**Trecho de origem**
* * *

Chico Chico admite que suas músicas têm muito da MPB dos anos 1970, “mas também são os anos 20 do século XXI”:

— Normalmente, as músicas que eu faço saem sempre de uma maneira mais regional, calcadas num baião ou num samba. O Fonsa é que pega isso e dá uma roupagem mais moderna. A gente admira muito os anos 1970. Só não quer reproduzi-los.

Um álbum de Chico Chico está programado para o primeiro semestre do ano que vem. A maioria das músicas, ele adianta, é bem nova. (“fiz uma ontem voltando para casa, mandei e você nem escutou, Fonsa!”, diz ele, alfinetando o amigo.

— A gente não tem uma marra de gênero. Nem nós, nem as pessoas com quem a gente se comunica — alega Pedro Fonseca. — Esse disco que vem aí tem rock’n’roll, tem pagodão baiano, tem samba, tem baião, tem um boi do Norte… e o show também é calcado nessa mistura.

Sucesso ‘de poder sair na rua’
Chico e Pedro se conheceram no Ceat, mas só começaram a fazer música juntos depois de um tempo, com outros colegas, como João Mantuano e o baixista Miguel Dias. Em 2014, eles participaram do primeiro disco do garoto, que ainda era conhecido como Chicão, com o grupo 2×0 Vargem Alta (“é disco para ex-namorada, quanto mais distante, mais você vai gostando”, brinca Chico). E aos poucos viraram uma turma de cantores, compositores e instrumentistas, com Júlia Vargas, Carlos Posada, Juliana Linhares, Caio Prado, Ana Frango Elétrico, Jonathan Ferr…

— Tem muita gente foda aqui no Rio! Não digo que o nosso som seja parecido, mas talvez as coisas em que a gente acredite, e que desembocam no nosso som, se pareçam — analisa Chico.

Quem vê hoje não acredita que um dia ele foi um garoto tímido e arredio.

— A galera até compara com a mãe, porque ele é tímido fora do palco, mas cresce quando entra lá. Ele sempre foi assim — diz Pedro. — Mas sinto que ele está ficando mais solto, ganhando mais intimidade com o palco. Às vezes, ele é introspectivo, às vezes não fala nada, mas de repente dá uns risadões.

— A gente toca e se diverte, eu não penso muito nisso. Eu tento é não cair no palco! E na maior parte das vezes não consigo… — brinca Chico, que hoje é figura assídua nas casas de show do Rio, inclusive nos shows de outros artistas. — A gente toca porque a gente ama, e porque quer continuar vivendo disso!

Em 2021, Chico gravou “Sei que não é engraçado”, canção em que fala do sorriso como “um escudo bonito/ pro meu medo de morrer”. A composição, ele conta, surgiu quando voltava para casa depois de uma noitada no Largo dos Guimarães.

— Parou uma mulher do Ceat, que me conhecia desde menino, olhou para mim e falou: “Nossa, como você tá bonito, tá saudável!” Eram três horas da manhã, e eu já não estava muito bem. Voltei para casa pensando naquilo — recorda-se. — Sempre que dizem que pareço bem tranquilo, muito saudável, me sobe a risada. Sei que não é engraçado. Eu sou meio brincalhão, mas assim, sou meio desesperado também. E a risada cabe nas duas situações.

* * *

**Listagem de dados**
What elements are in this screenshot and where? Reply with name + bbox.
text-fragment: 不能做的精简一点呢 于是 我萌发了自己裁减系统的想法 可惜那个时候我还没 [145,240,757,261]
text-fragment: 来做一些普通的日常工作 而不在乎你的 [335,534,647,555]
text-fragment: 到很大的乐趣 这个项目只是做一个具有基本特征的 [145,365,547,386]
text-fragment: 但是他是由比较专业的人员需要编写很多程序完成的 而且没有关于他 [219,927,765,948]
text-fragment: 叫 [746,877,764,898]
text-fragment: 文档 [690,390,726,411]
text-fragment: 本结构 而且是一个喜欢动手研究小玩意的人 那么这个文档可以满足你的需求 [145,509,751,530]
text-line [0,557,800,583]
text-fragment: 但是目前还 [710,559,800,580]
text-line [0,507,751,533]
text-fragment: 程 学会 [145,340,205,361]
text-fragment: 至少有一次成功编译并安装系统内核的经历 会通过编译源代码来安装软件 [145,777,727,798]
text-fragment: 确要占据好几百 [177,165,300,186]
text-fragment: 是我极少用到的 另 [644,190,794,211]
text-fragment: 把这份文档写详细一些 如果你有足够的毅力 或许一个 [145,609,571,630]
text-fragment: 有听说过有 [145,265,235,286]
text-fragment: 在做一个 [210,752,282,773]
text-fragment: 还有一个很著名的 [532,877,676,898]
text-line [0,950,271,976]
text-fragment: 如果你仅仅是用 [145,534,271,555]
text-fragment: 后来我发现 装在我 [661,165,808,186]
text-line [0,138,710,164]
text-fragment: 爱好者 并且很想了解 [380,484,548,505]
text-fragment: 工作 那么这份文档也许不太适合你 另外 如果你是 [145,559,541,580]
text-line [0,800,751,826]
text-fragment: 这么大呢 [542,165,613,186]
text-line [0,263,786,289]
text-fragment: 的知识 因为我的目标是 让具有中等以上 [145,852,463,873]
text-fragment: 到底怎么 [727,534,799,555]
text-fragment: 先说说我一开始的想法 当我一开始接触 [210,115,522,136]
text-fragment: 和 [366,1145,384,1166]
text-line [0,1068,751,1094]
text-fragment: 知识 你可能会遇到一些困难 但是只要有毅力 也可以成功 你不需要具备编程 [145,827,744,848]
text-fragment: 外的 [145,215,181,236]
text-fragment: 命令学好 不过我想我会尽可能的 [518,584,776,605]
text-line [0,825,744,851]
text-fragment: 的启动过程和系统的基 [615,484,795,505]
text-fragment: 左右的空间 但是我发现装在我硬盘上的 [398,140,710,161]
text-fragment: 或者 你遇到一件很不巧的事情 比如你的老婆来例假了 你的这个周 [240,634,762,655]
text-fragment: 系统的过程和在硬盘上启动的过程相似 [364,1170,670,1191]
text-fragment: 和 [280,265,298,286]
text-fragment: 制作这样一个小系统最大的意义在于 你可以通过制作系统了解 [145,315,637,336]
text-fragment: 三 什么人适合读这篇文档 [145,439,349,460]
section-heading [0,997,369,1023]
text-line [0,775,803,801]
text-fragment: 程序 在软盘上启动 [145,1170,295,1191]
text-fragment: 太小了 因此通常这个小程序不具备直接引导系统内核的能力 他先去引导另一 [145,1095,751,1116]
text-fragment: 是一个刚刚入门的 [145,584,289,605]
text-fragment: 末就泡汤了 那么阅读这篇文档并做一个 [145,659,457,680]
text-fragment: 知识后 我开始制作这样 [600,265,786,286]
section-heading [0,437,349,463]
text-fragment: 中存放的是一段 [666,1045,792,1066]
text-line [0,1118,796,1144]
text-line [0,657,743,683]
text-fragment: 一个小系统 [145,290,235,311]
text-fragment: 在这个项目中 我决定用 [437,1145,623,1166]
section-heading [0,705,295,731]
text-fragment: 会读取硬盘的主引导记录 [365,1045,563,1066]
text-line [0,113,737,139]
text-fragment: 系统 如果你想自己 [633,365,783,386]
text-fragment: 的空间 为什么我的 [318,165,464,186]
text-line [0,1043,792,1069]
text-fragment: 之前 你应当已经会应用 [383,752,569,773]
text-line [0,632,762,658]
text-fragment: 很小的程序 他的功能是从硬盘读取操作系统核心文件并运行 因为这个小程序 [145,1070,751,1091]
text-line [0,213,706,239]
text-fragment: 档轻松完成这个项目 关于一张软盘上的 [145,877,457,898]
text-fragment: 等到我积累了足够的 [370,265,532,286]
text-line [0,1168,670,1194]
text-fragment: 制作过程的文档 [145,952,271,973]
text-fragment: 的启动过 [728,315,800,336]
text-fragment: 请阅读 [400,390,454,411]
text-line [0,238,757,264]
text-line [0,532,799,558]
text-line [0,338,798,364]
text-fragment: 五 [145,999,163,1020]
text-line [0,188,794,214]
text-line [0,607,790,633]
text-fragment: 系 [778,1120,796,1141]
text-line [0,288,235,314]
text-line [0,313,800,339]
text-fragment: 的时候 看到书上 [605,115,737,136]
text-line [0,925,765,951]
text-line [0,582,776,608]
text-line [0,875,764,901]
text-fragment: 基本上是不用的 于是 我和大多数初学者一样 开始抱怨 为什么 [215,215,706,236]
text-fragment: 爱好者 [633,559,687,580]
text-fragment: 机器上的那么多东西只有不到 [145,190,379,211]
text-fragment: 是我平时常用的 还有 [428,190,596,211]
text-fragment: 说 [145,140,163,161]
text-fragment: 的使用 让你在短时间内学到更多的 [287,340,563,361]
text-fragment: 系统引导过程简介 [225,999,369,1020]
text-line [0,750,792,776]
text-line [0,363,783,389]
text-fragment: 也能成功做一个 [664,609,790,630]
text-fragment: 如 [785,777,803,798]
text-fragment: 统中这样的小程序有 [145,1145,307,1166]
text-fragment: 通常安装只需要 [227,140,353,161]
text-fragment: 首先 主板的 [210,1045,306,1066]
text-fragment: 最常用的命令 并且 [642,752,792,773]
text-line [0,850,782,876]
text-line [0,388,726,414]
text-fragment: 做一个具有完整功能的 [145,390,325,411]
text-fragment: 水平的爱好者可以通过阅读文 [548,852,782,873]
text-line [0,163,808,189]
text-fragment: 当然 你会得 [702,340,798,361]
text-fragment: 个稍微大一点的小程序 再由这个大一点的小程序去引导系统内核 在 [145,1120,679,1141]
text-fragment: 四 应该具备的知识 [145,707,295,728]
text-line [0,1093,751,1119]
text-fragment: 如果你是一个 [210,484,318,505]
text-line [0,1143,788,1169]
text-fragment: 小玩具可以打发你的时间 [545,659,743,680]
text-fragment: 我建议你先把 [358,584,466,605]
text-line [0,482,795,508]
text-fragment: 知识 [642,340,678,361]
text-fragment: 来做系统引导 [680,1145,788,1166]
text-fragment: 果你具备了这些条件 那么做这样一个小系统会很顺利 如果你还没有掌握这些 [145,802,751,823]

* * *

**Tarefas a realizar**
1. Transcreva do trecho sobre Chico Chico a passagem que vai de "Um álbum de" até "alfinetando o amigo.", incluindo ambos.
2. Dê sequência à matéria sobre Chico Chico, começando logo após a última frase mostrada.

**Resultados esperados**
1.
Um álbum de Chico Chico está programado para o primeiro semestre do ano que vem. A maioria das músicas, ele adianta, é bem nova. (“fiz uma ontem voltando para casa, mandei e você nem escutou, Fonsa!”, diz ele, alfinetando o amigo.

2.
Chico tem ideias muito claras acerca do tipo de sucesso que deseja para si:

— Você quer não poder sair na rua, quer ser fofoca? Não, eu quero que as pessoas vão ao meu show! Meu objetivo de sucesso é esse. Eu lembro muito bem de sair com a minha mãe na rua e não conseguir ficar com ela.

Ele, que tinha apenas 8 anos de idade quando Cássia Eller morreu em 2001, após três paradas cardíacas, guarda no coração a canção “1º de julho”, feita para a mãe por Renato Russo quando ela estava grávida dele. Mas nem tanto pela letra ou a melodia de Renato:

— Minha mãe morreu muito cedo para mim. E para ela também. Mas tem o registro dessa música no disco “Acústico” em que ela fala meu nome. Ou seja: eu consigo escutar ela falando meu nome até hoje, isso é legal!

Comparações com Cássia terminam quando Chico diz sentir-se pouco à vontade como cantor de canções alheias (que, por sinal, desempenha bem, arrancando aplausos de quem o ouviu cantar, por exemplo, um “Menino bonito”, em homenagem a Rita Lee).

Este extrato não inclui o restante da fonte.